EXERCISE BRIEF: Return the material below in full and exactly.

──────── RECORDS FOR PROCESSING

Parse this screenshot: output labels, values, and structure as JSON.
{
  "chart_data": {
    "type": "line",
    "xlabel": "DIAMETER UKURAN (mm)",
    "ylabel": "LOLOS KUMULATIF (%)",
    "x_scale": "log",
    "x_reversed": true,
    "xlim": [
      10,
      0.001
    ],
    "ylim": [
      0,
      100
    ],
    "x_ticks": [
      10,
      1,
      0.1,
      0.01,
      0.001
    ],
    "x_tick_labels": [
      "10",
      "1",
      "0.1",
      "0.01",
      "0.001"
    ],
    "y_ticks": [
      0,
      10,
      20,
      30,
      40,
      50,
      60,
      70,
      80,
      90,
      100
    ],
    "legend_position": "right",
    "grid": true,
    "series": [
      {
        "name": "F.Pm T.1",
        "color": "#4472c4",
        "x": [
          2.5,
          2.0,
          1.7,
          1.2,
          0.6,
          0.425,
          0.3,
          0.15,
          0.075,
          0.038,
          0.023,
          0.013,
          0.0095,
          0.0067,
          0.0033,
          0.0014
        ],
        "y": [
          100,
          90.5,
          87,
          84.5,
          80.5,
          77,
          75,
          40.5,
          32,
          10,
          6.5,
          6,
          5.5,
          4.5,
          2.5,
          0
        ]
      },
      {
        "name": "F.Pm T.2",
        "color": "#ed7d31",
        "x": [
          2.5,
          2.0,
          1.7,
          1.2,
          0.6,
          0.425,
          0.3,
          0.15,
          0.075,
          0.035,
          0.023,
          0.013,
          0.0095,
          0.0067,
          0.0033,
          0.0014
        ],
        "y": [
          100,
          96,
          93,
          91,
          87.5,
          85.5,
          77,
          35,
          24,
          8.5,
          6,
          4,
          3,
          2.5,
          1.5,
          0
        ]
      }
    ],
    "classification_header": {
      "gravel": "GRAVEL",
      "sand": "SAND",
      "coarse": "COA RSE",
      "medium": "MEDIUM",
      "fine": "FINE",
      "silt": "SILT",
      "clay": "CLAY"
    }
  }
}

────────────────

WRITTEN ANSWER:
Parse this screenshot: output labels, values, and structure as JSON.
{
  "chart_data": {
    "type": "line",
    "xlabel": "DIAMETER UKURAN (mm)",
    "ylabel": "LOLOS KUMULATIF (%)",
    "x_scale": "log",
    "x_reversed": true,
    "xlim": [
      10,
      0.001
    ],
    "ylim": [
      0,
      100
    ],
    "x_ticks": [
      10,
      1,
      0.1,
      0.01,
      0.001
    ],
    "x_tick_labels": [
      "10",
      "1",
      "0.1",
      "0.01",
      "0.001"
    ],
    "y_ticks": [
      0,
      10,
      20,
      30,
      40,
      50,
      60,
      70,
      80,
      90,
      100
    ],
    "legend_position": "right",
    "grid": true,
    "series": [
      {
        "name": "F.Pm T.1",
        "color": "#4472c4",
        "x": [
          2.5,
          2.0,
          1.7,
          1.2,
          0.6,
          0.425,
          0.3,
          0.15,
          0.075,
          0.038,
          0.023,
          0.013,
          0.0095,
          0.0067,
          0.0033,
          0.0014
        ],
        "y": [
          100,
          90.5,
          87,
          84.5,
          80.5,
          77,
          75,
          40.5,
          32,
          10,
          6.5,
          6,
          5.5,
          4.5,
          2.5,
          0
        ]
      },
      {
        "name": "F.Pm T.2",
        "color": "#ed7d31",
        "x": [
          2.5,
          2.0,
          1.7,
          1.2,
          0.6,
          0.425,
          0.3,
          0.15,
          0.075,
          0.035,
          0.023,
          0.013,
          0.0095,
          0.0067,
          0.0033,
          0.0014
        ],
        "y": [
          100,
          96,
          93,
          91,
          87.5,
          85.5,
          77,
          35,
          24,
          8.5,
          6,
          4,
          3,
          2.5,
          1.5,
          0
        ]
      }
    ],
    "classification_header": {
      "gravel": "GRAVEL",
      "sand": "SAND",
      "coarse": "COA RSE",
      "medium": "MEDIUM",
      "fine": "FINE",
      "silt": "SILT",
      "clay": "CLAY"
    }
  }
}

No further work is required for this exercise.